● **Excerpt**:
= = = = = = =

Tuesday, November 3, 2009

The Dark side of "Ad-supported" web

Techcrunch wrote recently an enlightening article about Scam ads in social games.

Irony is the techcrunch article itself showing scam banners as well:

Saturday, July 25, 2009

Cult of workarounds

Wouters otherwise great document on daily buildd maintainance touches a pet issue of mine. There is a great example of a very, very common behaviour pattern in free software community. And I'm certainly as guilty of as Wouter from this behaviour.

Doing it wrong:

Note the 'tr'; this is to avoid 8bit characters from appearing in the mail, which might otherwise be converted to their quoted-printable version in transit to the buildd; and since buildd-mail (the part that receives that mail) does not understand MIME, this would corrupt the GPG signature. This way, we do lose a few characters from the changelog, but that doesn't really matter -- the source still contains the unmodified changelog entry.

Doing it right.

Why, when we have access to all the sources, we still prefer hacks and workarounds over fixes? We are wasting our biggest advantage over propiertary systems!

= = = = = = =

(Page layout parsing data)
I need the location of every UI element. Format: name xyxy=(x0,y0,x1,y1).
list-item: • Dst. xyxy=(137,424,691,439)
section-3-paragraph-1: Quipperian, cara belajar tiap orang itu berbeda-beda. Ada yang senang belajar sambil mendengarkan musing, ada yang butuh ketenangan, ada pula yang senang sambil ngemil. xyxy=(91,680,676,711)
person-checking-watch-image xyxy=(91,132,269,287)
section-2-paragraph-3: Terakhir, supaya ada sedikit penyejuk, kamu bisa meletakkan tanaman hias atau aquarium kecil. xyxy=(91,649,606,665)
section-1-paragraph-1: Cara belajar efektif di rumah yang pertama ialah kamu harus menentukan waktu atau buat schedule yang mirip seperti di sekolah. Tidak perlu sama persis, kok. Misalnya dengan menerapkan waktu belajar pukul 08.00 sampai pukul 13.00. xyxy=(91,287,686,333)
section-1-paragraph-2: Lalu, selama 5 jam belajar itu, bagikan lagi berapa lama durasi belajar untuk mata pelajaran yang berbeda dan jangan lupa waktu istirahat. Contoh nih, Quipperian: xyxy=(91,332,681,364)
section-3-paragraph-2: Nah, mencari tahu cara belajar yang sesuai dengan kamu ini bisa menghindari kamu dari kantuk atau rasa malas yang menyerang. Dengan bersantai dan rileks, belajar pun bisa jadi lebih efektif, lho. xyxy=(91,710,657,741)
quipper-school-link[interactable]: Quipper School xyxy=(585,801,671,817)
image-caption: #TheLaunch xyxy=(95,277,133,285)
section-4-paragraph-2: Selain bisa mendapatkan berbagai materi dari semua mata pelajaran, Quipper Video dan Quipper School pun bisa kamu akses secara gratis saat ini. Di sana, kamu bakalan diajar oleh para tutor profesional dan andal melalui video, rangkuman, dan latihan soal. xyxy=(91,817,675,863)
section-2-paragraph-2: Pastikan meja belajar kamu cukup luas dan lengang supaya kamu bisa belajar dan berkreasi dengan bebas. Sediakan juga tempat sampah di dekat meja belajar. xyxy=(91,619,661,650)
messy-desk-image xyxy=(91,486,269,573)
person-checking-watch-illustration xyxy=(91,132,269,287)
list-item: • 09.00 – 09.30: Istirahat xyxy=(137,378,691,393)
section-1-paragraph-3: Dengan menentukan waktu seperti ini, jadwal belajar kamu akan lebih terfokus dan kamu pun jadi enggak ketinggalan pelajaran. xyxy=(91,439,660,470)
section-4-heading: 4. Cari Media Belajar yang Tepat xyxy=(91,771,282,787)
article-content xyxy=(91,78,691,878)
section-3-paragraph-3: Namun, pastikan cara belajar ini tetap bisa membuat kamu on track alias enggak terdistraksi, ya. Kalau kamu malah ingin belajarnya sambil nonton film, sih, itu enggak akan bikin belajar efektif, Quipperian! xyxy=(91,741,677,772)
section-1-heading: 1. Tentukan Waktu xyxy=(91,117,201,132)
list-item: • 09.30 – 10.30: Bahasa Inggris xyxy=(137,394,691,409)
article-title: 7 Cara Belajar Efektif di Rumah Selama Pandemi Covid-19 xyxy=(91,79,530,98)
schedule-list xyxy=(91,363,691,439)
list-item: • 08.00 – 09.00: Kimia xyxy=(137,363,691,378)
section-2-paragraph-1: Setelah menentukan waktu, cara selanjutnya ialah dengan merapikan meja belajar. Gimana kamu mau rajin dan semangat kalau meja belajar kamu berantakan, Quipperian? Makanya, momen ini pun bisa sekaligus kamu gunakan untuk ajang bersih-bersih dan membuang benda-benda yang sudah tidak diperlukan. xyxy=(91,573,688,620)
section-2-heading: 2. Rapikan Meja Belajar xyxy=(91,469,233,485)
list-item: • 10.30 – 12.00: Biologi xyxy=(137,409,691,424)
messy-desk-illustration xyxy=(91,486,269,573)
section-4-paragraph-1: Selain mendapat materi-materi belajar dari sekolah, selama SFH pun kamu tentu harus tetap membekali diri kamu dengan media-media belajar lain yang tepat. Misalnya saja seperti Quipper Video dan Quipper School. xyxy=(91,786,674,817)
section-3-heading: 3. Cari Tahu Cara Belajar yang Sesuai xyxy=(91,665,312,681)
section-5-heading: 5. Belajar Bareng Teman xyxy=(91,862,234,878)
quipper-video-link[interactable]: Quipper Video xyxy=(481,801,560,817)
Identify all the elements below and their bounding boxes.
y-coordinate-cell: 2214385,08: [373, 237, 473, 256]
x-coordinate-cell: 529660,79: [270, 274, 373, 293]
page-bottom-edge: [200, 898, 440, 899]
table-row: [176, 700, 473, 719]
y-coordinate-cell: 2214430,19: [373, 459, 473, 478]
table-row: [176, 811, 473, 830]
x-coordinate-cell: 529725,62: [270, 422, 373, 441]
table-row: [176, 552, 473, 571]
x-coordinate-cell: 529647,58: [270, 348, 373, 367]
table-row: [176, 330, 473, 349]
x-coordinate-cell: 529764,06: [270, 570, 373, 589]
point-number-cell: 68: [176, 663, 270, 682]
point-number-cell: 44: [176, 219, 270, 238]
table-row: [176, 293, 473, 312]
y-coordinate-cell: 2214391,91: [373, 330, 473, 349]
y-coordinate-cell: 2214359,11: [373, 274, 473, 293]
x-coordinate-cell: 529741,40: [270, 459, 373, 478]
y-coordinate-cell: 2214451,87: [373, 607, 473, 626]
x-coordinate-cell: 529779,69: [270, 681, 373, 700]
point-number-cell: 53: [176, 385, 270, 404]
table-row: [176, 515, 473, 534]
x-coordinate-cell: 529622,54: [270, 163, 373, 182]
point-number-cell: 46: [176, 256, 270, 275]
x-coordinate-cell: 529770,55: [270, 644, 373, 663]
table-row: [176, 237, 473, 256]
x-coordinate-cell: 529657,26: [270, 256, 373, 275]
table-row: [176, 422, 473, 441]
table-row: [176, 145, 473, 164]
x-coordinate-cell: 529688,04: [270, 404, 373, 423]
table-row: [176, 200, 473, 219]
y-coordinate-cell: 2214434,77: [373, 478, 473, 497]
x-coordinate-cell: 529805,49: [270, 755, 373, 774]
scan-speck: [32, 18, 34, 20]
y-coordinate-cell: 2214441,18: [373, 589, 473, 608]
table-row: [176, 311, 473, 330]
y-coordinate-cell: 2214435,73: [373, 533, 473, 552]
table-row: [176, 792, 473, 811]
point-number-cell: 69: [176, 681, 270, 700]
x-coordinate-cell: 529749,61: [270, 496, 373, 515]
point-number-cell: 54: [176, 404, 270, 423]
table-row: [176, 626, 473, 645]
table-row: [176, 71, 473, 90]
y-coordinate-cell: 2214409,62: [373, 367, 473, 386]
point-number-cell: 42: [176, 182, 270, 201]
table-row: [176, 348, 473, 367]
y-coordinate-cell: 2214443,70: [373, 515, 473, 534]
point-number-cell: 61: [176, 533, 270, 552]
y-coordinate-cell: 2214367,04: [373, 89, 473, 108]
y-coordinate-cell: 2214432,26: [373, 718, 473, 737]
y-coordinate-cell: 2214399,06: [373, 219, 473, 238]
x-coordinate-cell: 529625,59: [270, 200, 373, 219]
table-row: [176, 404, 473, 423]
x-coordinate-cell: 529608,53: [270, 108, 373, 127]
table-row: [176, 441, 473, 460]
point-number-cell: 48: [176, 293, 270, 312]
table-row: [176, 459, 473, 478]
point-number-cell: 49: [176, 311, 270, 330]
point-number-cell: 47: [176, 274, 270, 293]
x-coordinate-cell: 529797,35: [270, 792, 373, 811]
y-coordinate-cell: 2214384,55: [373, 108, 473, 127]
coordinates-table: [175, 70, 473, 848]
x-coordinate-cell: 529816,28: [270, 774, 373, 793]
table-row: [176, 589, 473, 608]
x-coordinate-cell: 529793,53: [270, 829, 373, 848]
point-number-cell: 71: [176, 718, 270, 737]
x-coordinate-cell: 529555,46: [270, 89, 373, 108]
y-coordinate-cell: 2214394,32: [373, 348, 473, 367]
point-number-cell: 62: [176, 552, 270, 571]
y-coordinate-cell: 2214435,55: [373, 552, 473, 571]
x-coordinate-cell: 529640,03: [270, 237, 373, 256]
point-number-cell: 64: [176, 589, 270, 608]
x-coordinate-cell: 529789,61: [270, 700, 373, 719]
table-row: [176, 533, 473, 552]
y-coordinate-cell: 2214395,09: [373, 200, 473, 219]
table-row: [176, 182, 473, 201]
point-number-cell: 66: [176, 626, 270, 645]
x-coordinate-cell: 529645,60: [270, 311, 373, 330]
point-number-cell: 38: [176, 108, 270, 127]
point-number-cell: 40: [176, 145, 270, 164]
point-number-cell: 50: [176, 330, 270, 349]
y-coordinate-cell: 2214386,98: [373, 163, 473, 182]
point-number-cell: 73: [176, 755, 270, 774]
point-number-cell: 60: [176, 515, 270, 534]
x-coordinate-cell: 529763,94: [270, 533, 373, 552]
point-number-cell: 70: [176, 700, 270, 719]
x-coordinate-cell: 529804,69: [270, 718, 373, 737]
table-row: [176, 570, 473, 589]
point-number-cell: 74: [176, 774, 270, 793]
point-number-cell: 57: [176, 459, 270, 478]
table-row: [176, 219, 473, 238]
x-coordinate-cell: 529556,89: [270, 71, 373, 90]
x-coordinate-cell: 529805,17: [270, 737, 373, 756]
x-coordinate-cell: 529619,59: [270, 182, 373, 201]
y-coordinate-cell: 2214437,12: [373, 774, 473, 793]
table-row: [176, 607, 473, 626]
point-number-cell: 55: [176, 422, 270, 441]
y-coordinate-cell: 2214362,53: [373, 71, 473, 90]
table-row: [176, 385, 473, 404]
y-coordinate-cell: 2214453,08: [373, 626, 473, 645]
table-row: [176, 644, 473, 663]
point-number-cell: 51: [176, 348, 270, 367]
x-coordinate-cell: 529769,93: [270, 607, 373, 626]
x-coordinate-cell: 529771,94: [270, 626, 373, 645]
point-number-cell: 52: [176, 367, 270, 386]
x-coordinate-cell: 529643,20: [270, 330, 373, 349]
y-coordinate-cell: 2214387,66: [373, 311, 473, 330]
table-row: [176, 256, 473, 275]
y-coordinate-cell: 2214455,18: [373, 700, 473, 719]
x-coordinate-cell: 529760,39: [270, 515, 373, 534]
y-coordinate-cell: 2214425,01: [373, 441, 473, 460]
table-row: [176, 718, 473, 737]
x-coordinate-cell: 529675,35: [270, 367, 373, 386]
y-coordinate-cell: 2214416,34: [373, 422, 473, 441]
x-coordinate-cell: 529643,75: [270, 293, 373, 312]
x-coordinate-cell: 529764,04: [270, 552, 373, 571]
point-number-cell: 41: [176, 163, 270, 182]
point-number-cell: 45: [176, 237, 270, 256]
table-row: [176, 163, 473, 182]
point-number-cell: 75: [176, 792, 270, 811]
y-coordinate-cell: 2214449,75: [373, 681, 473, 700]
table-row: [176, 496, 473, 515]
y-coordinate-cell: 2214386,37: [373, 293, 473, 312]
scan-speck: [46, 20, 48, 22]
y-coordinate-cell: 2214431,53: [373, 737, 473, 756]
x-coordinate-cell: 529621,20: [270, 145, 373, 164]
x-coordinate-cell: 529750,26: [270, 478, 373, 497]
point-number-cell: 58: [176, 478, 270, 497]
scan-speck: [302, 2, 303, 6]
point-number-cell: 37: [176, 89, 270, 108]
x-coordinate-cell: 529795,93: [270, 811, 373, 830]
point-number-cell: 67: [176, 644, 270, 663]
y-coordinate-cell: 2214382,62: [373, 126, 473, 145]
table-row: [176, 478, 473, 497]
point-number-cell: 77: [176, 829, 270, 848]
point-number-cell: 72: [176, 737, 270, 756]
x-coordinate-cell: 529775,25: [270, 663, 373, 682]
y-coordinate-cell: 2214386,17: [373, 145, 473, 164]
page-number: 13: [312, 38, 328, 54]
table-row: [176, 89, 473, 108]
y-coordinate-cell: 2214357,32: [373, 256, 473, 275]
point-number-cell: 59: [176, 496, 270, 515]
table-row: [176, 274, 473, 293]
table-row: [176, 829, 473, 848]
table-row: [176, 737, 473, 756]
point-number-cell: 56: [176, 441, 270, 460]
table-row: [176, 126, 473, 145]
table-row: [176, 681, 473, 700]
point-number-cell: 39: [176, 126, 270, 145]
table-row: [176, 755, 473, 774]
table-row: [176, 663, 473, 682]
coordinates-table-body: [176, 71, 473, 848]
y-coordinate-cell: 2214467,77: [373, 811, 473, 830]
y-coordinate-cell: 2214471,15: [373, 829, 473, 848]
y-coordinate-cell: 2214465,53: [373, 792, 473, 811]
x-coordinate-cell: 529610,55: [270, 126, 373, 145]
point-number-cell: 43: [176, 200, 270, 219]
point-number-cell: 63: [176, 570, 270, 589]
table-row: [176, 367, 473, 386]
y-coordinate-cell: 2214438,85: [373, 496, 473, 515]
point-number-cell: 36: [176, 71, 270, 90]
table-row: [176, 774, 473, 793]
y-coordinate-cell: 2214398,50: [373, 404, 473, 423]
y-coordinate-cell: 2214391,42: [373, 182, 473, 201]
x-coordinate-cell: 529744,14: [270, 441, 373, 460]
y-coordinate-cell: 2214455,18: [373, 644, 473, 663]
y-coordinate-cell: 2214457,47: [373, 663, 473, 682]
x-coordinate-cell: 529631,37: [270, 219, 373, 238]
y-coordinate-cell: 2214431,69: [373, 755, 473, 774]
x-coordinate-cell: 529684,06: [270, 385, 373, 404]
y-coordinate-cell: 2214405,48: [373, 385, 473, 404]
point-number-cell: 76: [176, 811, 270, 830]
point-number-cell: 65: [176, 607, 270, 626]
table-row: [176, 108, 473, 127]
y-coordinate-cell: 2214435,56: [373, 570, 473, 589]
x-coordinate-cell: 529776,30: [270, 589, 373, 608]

= = = = = = =

In the blog excerpt, which part of the buildd system does not understand MIME?

buildd-mail, the part that receives the mail